— TASK TO COMPLETE —
Transcribe every line of the listing below without any deviation.

— PROVIDED RECORDS —
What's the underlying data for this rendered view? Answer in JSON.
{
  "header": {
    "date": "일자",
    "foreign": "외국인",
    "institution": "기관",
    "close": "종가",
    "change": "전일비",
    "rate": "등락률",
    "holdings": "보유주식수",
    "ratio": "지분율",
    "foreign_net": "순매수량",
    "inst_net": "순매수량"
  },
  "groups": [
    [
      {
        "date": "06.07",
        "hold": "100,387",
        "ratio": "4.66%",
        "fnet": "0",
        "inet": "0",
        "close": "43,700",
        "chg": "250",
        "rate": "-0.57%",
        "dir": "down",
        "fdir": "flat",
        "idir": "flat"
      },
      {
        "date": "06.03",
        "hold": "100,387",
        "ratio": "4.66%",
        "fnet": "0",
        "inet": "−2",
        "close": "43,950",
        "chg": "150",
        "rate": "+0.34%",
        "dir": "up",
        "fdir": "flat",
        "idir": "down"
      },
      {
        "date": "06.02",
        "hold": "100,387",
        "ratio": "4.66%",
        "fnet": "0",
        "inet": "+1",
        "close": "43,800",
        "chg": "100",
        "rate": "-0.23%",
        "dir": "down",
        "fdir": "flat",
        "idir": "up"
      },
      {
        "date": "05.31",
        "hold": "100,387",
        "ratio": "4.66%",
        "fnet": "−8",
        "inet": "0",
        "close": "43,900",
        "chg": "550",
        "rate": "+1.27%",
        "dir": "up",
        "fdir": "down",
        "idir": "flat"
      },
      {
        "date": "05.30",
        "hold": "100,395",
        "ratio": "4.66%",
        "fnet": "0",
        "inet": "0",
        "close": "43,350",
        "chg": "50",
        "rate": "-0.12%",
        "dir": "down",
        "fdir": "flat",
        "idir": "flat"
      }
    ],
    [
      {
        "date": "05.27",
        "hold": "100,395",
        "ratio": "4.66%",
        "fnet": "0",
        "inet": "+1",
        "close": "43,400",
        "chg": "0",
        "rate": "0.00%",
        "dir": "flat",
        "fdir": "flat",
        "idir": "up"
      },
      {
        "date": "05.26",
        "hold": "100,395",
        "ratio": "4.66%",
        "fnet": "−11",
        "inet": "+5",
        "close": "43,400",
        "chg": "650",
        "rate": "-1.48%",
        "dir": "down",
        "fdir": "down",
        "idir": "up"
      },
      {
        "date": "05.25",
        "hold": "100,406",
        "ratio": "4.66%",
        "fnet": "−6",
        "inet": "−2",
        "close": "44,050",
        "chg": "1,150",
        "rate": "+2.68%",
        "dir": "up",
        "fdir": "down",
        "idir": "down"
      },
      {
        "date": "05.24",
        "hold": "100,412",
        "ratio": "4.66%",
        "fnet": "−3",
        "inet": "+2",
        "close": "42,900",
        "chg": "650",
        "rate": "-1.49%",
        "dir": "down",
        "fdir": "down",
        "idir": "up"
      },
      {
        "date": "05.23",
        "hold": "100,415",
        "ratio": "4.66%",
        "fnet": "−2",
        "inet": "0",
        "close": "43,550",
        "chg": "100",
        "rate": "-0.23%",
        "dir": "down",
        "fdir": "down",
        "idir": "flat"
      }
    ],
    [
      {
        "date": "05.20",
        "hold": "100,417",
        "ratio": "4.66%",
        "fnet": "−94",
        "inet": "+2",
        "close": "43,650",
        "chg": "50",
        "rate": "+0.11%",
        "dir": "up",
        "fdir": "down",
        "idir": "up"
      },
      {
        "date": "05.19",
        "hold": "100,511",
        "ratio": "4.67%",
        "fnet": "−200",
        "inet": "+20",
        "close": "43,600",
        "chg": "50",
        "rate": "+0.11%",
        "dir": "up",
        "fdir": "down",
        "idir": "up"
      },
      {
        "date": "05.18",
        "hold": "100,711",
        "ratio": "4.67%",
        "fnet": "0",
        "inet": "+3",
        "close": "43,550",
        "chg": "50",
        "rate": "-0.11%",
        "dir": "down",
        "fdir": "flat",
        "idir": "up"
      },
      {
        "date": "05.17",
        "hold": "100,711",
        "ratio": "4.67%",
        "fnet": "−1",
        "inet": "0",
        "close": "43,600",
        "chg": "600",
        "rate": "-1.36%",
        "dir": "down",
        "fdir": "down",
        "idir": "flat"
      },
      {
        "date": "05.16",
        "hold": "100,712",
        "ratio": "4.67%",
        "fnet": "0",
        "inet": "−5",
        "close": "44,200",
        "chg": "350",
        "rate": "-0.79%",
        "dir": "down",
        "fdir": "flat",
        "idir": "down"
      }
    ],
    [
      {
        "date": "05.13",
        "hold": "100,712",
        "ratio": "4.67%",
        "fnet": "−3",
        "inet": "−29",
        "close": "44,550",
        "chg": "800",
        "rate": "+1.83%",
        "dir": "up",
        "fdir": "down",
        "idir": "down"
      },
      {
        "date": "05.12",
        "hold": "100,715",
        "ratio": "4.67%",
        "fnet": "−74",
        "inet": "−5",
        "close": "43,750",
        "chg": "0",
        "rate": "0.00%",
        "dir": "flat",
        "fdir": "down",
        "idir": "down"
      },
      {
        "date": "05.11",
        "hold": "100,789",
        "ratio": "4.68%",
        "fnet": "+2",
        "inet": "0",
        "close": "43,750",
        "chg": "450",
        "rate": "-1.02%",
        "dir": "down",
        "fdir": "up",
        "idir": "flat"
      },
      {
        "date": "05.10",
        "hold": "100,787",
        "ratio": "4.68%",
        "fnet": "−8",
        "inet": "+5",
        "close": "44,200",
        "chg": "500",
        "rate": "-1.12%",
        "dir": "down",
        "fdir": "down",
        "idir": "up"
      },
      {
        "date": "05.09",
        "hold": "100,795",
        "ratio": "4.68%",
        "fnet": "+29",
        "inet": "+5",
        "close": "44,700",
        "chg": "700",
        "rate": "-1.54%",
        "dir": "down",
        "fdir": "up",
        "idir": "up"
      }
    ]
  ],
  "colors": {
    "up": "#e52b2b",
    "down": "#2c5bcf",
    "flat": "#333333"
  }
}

— RESULT OF THE EXERCISE —
What's the underlying data for this rendered view? Answer in JSON.
{
  "header": {
    "date": "일자",
    "foreign": "외국인",
    "institution": "기관",
    "close": "종가",
    "change": "전일비",
    "rate": "등락률",
    "holdings": "보유주식수",
    "ratio": "지분율",
    "foreign_net": "순매수량",
    "inst_net": "순매수량"
  },
  "groups": [
    [
      {
        "date": "06.07",
        "hold": "100,387",
        "ratio": "4.66%",
        "fnet": "0",
        "inet": "0",
        "close": "43,700",
        "chg": "250",
        "rate": "-0.57%",
        "dir": "down",
        "fdir": "flat",
        "idir": "flat"
      },
      {
        "date": "06.03",
        "hold": "100,387",
        "ratio": "4.66%",
        "fnet": "0",
        "inet": "−2",
        "close": "43,950",
        "chg": "150",
        "rate": "+0.34%",
        "dir": "up",
        "fdir": "flat",
        "idir": "down"
      },
      {
        "date": "06.02",
        "hold": "100,387",
        "ratio": "4.66%",
        "fnet": "0",
        "inet": "+1",
        "close": "43,800",
        "chg": "100",
        "rate": "-0.23%",
        "dir": "down",
        "fdir": "flat",
        "idir": "up"
      },
      {
        "date": "05.31",
        "hold": "100,387",
        "ratio": "4.66%",
        "fnet": "−8",
        "inet": "0",
        "close": "43,900",
        "chg": "550",
        "rate": "+1.27%",
        "dir": "up",
        "fdir": "down",
        "idir": "flat"
      },
      {
        "date": "05.30",
        "hold": "100,395",
        "ratio": "4.66%",
        "fnet": "0",
        "inet": "0",
        "close": "43,350",
        "chg": "50",
        "rate": "-0.12%",
        "dir": "down",
        "fdir": "flat",
        "idir": "flat"
      }
    ],
    [
      {
        "date": "05.27",
        "hold": "100,395",
        "ratio": "4.66%",
        "fnet": "0",
        "inet": "+1",
        "close": "43,400",
        "chg": "0",
        "rate": "0.00%",
        "dir": "flat",
        "fdir": "flat",
        "idir": "up"
      },
      {
        "date": "05.26",
        "hold": "100,395",
        "ratio": "4.66%",
        "fnet": "−11",
        "inet": "+5",
        "close": "43,400",
        "chg": "650",
        "rate": "-1.48%",
        "dir": "down",
        "fdir": "down",
        "idir": "up"
      },
      {
        "date": "05.25",
        "hold": "100,406",
        "ratio": "4.66%",
        "fnet": "−6",
        "inet": "−2",
        "close": "44,050",
        "chg": "1,150",
        "rate": "+2.68%",
        "dir": "up",
        "fdir": "down",
        "idir": "down"
      },
      {
        "date": "05.24",
        "hold": "100,412",
        "ratio": "4.66%",
        "fnet": "−3",
        "inet": "+2",
        "close": "42,900",
        "chg": "650",
        "rate": "-1.49%",
        "dir": "down",
        "fdir": "down",
        "idir": "up"
      },
      {
        "date": "05.23",
        "hold": "100,415",
        "ratio": "4.66%",
        "fnet": "−2",
        "inet": "0",
        "close": "43,550",
        "chg": "100",
        "rate": "-0.23%",
        "dir": "down",
        "fdir": "down",
        "idir": "flat"
      }
    ],
    [
      {
        "date": "05.20",
        "hold": "100,417",
        "ratio": "4.66%",
        "fnet": "−94",
        "inet": "+2",
        "close": "43,650",
        "chg": "50",
        "rate": "+0.11%",
        "dir": "up",
        "fdir": "down",
        "idir": "up"
      },
      {
        "date": "05.19",
        "hold": "100,511",
        "ratio": "4.67%",
        "fnet": "−200",
        "inet": "+20",
        "close": "43,600",
        "chg": "50",
        "rate": "+0.11%",
        "dir": "up",
        "fdir": "down",
        "idir": "up"
      },
      {
        "date": "05.18",
        "hold": "100,711",
        "ratio": "4.67%",
        "fnet": "0",
        "inet": "+3",
        "close": "43,550",
        "chg": "50",
        "rate": "-0.11%",
        "dir": "down",
        "fdir": "flat",
        "idir": "up"
      },
      {
        "date": "05.17",
        "hold": "100,711",
        "ratio": "4.67%",
        "fnet": "−1",
        "inet": "0",
        "close": "43,600",
        "chg": "600",
        "rate": "-1.36%",
        "dir": "down",
        "fdir": "down",
        "idir": "flat"
      },
      {
        "date": "05.16",
        "hold": "100,712",
        "ratio": "4.67%",
        "fnet": "0",
        "inet": "−5",
        "close": "44,200",
        "chg": "350",
        "rate": "-0.79%",
        "dir": "down",
        "fdir": "flat",
        "idir": "down"
      }
    ],
    [
      {
        "date": "05.13",
        "hold": "100,712",
        "ratio": "4.67%",
        "fnet": "−3",
        "inet": "−29",
        "close": "44,550",
        "chg": "800",
        "rate": "+1.83%",
        "dir": "up",
        "fdir": "down",
        "idir": "down"
      },
      {
        "date": "05.12",
        "hold": "100,715",
        "ratio": "4.67%",
        "fnet": "−74",
        "inet": "−5",
        "close": "43,750",
        "chg": "0",
        "rate": "0.00%",
        "dir": "flat",
        "fdir": "down",
        "idir": "down"
      },
      {
        "date": "05.11",
        "hold": "100,789",
        "ratio": "4.68%",
        "fnet": "+2",
        "inet": "0",
        "close": "43,750",
        "chg": "450",
        "rate": "-1.02%",
        "dir": "down",
        "fdir": "up",
        "idir": "flat"
      },
      {
        "date": "05.10",
        "hold": "100,787",
        "ratio": "4.68%",
        "fnet": "−8",
        "inet": "+5",
        "close": "44,200",
        "chg": "500",
        "rate": "-1.12%",
        "dir": "down",
        "fdir": "down",
        "idir": "up"
      },
      {
        "date": "05.09",
        "hold": "100,795",
        "ratio": "4.68%",
        "fnet": "+29",
        "inet": "+5",
        "close": "44,700",
        "chg": "700",
        "rate": "-1.54%",
        "dir": "down",
        "fdir": "up",
        "idir": "up"
      }
    ]
  ],
  "colors": {
    "up": "#e52b2b",
    "down": "#2c5bcf",
    "flat": "#333333"
  }
}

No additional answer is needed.